■ To be done: Beginning with the line where "Transcribe the text in this document." appears, repeat every remaining line of the entries exactly, the last line included.

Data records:
---+---

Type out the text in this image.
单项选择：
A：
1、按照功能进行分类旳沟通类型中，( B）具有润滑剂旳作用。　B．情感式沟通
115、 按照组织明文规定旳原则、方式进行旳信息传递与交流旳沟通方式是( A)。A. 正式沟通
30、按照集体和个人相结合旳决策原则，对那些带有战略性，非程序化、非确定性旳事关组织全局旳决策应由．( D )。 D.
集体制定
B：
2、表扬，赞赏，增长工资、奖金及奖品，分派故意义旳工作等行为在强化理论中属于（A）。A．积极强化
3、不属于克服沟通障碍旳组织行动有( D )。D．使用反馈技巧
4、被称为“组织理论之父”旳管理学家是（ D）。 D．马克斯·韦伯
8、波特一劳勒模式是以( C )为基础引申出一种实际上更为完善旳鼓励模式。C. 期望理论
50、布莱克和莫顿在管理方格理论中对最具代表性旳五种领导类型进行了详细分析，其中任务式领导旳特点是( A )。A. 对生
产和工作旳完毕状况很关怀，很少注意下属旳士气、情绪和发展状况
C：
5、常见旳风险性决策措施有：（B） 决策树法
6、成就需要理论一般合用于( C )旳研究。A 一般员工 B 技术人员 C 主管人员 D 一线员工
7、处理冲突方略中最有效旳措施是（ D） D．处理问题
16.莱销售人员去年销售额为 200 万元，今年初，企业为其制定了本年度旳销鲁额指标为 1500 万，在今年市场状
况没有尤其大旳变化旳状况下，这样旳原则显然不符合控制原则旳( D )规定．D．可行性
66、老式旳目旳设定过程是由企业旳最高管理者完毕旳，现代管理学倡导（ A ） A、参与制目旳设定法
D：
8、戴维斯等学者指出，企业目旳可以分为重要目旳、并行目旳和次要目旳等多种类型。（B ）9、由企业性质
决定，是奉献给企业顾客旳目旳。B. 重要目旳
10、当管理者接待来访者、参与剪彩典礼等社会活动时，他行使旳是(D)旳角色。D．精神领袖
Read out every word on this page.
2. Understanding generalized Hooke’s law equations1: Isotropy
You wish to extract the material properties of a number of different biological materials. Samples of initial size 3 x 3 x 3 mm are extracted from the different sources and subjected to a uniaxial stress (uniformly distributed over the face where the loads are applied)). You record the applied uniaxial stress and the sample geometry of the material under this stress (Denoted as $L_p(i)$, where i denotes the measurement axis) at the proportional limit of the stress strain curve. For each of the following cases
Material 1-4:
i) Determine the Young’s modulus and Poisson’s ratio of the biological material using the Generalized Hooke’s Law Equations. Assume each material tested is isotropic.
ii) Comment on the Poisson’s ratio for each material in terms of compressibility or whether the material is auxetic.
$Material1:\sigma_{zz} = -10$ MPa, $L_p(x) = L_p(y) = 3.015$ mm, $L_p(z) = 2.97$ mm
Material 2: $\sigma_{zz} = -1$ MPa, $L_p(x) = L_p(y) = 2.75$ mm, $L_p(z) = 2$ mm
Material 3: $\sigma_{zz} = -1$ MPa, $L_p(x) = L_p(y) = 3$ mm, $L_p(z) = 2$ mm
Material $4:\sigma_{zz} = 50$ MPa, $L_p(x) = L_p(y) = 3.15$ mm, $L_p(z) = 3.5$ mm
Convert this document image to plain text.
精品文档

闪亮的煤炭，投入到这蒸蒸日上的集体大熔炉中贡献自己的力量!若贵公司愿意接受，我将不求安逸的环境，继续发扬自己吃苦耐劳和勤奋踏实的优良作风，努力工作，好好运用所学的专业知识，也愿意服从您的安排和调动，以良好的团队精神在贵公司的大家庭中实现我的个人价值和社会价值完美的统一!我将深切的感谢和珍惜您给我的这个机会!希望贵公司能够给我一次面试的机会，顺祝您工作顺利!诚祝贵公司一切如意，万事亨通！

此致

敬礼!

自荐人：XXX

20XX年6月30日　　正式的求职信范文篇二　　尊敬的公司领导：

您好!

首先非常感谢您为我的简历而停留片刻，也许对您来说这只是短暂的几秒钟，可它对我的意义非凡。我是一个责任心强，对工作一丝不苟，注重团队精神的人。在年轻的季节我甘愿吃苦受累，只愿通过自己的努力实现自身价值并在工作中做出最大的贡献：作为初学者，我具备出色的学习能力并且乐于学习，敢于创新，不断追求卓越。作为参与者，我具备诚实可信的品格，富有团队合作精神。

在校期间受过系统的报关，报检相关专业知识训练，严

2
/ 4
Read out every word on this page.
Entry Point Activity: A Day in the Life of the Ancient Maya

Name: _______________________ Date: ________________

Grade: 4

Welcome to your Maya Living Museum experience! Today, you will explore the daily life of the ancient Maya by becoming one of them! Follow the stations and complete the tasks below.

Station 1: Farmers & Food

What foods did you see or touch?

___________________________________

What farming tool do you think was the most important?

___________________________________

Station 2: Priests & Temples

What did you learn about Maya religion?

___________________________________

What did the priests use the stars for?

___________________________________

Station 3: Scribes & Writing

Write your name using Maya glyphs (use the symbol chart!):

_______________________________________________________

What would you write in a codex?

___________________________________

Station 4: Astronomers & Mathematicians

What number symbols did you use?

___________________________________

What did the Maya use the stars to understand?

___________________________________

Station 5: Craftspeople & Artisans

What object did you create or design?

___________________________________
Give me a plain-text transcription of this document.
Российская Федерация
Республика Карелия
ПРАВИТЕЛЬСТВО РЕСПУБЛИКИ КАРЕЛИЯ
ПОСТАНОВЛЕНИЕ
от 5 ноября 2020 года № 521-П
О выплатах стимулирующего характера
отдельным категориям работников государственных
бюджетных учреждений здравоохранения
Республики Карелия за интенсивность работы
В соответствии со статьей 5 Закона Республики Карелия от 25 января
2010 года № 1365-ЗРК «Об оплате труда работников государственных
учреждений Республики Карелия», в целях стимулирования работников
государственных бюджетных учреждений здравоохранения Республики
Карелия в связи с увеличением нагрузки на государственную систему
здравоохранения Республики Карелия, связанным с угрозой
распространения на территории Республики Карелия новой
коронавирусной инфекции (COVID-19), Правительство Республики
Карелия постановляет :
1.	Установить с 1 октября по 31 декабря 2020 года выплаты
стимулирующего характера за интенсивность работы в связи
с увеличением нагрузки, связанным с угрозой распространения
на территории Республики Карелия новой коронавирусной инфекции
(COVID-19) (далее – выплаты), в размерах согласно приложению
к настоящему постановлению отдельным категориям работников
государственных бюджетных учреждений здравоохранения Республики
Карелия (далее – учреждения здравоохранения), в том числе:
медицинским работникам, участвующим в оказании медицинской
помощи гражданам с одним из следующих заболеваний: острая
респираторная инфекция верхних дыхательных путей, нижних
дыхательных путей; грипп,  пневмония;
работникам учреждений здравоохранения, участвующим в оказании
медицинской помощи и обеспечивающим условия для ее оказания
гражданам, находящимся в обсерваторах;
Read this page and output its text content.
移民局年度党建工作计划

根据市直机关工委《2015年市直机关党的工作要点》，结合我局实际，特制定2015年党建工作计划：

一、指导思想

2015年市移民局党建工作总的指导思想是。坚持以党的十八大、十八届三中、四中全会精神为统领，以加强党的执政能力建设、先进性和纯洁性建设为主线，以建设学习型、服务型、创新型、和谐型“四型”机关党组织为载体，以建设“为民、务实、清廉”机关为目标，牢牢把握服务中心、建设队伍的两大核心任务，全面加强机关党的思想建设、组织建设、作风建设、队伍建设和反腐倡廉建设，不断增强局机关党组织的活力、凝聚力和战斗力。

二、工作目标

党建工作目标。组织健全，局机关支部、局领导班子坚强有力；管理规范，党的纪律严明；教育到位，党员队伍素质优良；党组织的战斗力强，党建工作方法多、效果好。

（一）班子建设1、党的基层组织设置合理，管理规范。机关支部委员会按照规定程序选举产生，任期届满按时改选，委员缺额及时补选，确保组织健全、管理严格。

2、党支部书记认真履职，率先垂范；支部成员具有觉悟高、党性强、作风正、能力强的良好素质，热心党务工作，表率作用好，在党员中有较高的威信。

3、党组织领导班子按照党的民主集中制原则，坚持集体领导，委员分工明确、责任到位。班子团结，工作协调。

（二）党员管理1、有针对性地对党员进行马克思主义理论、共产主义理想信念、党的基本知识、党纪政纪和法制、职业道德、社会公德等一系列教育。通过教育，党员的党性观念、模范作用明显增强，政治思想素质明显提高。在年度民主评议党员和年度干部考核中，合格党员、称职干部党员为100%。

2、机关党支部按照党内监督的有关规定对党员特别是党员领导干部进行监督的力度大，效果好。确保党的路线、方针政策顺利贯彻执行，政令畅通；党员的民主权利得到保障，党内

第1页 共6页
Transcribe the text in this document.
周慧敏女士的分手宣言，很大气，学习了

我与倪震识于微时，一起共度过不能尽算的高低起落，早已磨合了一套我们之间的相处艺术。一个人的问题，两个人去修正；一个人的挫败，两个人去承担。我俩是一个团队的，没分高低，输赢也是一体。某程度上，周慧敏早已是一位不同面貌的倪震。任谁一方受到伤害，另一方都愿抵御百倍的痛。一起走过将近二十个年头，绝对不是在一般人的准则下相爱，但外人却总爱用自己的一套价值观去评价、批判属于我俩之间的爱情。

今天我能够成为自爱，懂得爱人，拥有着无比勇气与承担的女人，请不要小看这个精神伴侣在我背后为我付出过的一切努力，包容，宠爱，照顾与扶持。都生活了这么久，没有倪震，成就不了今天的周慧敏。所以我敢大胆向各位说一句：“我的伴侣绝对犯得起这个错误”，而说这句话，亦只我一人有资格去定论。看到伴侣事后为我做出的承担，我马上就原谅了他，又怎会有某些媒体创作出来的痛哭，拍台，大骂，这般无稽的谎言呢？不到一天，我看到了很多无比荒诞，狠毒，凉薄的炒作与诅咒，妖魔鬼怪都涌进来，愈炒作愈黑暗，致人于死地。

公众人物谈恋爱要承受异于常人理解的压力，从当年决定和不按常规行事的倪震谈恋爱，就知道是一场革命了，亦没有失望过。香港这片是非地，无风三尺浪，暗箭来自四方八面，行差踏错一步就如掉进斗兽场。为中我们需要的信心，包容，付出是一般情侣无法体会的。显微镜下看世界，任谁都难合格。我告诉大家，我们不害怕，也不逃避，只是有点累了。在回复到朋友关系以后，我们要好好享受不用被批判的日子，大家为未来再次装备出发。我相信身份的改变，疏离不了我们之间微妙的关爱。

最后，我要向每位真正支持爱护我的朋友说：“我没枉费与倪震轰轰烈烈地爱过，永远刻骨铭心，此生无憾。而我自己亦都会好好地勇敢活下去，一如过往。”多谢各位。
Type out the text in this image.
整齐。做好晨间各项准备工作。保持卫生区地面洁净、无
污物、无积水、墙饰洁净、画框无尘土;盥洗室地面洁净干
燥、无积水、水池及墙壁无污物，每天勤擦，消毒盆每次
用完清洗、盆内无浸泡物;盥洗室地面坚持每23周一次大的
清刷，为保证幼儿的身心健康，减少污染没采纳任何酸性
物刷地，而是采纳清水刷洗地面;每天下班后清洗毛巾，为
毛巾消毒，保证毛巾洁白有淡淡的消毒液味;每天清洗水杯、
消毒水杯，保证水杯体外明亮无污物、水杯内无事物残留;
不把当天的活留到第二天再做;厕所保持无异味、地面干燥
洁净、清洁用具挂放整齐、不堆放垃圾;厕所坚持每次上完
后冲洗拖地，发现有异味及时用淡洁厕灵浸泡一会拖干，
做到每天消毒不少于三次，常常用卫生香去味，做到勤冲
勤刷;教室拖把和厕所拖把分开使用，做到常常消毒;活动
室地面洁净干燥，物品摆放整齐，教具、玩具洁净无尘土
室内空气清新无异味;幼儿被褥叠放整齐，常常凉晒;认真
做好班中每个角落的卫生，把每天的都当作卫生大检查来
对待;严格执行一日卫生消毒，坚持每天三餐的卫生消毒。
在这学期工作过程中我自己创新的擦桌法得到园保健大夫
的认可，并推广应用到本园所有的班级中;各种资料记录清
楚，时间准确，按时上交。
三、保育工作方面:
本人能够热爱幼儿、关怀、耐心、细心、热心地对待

---+---

■ Completed task:
Transcribe the text in this document.
周慧敏女士的分手宣言，很大气，学习了

我与倪震识于微时，一起共度过不能尽算的高低起落，早已磨合了一套我们之间的相处艺术。一个人的问题，两个人去修正；一个人的挫败，两个人去承担。我俩是一个团队的，没分高低，输赢也是一体。某程度上，周慧敏早已是一位不同面貌的倪震。任谁一方受到伤害，另一方都愿抵御百倍的痛。一起走过将近二十个年头，绝对不是在一般人的准则下相爱，但外人却总爱用自己的一套价值观去评价、批判属于我俩之间的爱情。

今天我能够成为自爱，懂得爱人，拥有着无比勇气与承担的女人，请不要小看这个精神伴侣在我背后为我付出过的一切努力，包容，宠爱，照顾与扶持。都生活了这么久，没有倪震，成就不了今天的周慧敏。所以我敢大胆向各位说一句：“我的伴侣绝对犯得起这个错误”，而说这句话，亦只我一人有资格去定论。看到伴侣事后为我做出的承担，我马上就原谅了他，又怎会有某些媒体创作出来的痛哭，拍台，大骂，这般无稽的谎言呢？不到一天，我看到了很多无比荒诞，狠毒，凉薄的炒作与诅咒，妖魔鬼怪都涌进来，愈炒作愈黑暗，致人于死地。

公众人物谈恋爱要承受异于常人理解的压力，从当年决定和不按常规行事的倪震谈恋爱，就知道是一场革命了，亦没有失望过。香港这片是非地，无风三尺浪，暗箭来自四方八面，行差踏错一步就如掉进斗兽场。为中我们需要的信心，包容，付出是一般情侣无法体会的。显微镜下看世界，任谁都难合格。我告诉大家，我们不害怕，也不逃避，只是有点累了。在回复到朋友关系以后，我们要好好享受不用被批判的日子，大家为未来再次装备出发。我相信身份的改变，疏离不了我们之间微妙的关爱。

最后，我要向每位真正支持爱护我的朋友说：“我没枉费与倪震轰轰烈烈地爱过，永远刻骨铭心，此生无憾。而我自己亦都会好好地勇敢活下去，一如过往。”多谢各位。
Type out the text in this image.
整齐。做好晨间各项准备工作。保持卫生区地面洁净、无
污物、无积水、墙饰洁净、画框无尘土;盥洗室地面洁净干
燥、无积水、水池及墙壁无污物，每天勤擦，消毒盆每次
用完清洗、盆内无浸泡物;盥洗室地面坚持每23周一次大的
清刷，为保证幼儿的身心健康，减少污染没采纳任何酸性
物刷地，而是采纳清水刷洗地面;每天下班后清洗毛巾，为
毛巾消毒，保证毛巾洁白有淡淡的消毒液味;每天清洗水杯、
消毒水杯，保证水杯体外明亮无污物、水杯内无事物残留;
不把当天的活留到第二天再做;厕所保持无异味、地面干燥
洁净、清洁用具挂放整齐、不堆放垃圾;厕所坚持每次上完
后冲洗拖地，发现有异味及时用淡洁厕灵浸泡一会拖干，
做到每天消毒不少于三次，常常用卫生香去味，做到勤冲
勤刷;教室拖把和厕所拖把分开使用，做到常常消毒;活动
室地面洁净干燥，物品摆放整齐，教具、玩具洁净无尘土
室内空气清新无异味;幼儿被褥叠放整齐，常常凉晒;认真
做好班中每个角落的卫生，把每天的都当作卫生大检查来
对待;严格执行一日卫生消毒，坚持每天三餐的卫生消毒。
在这学期工作过程中我自己创新的擦桌法得到园保健大夫
的认可，并推广应用到本园所有的班级中;各种资料记录清
楚，时间准确，按时上交。
三、保育工作方面:
本人能够热爱幼儿、关怀、耐心、细心、热心地对待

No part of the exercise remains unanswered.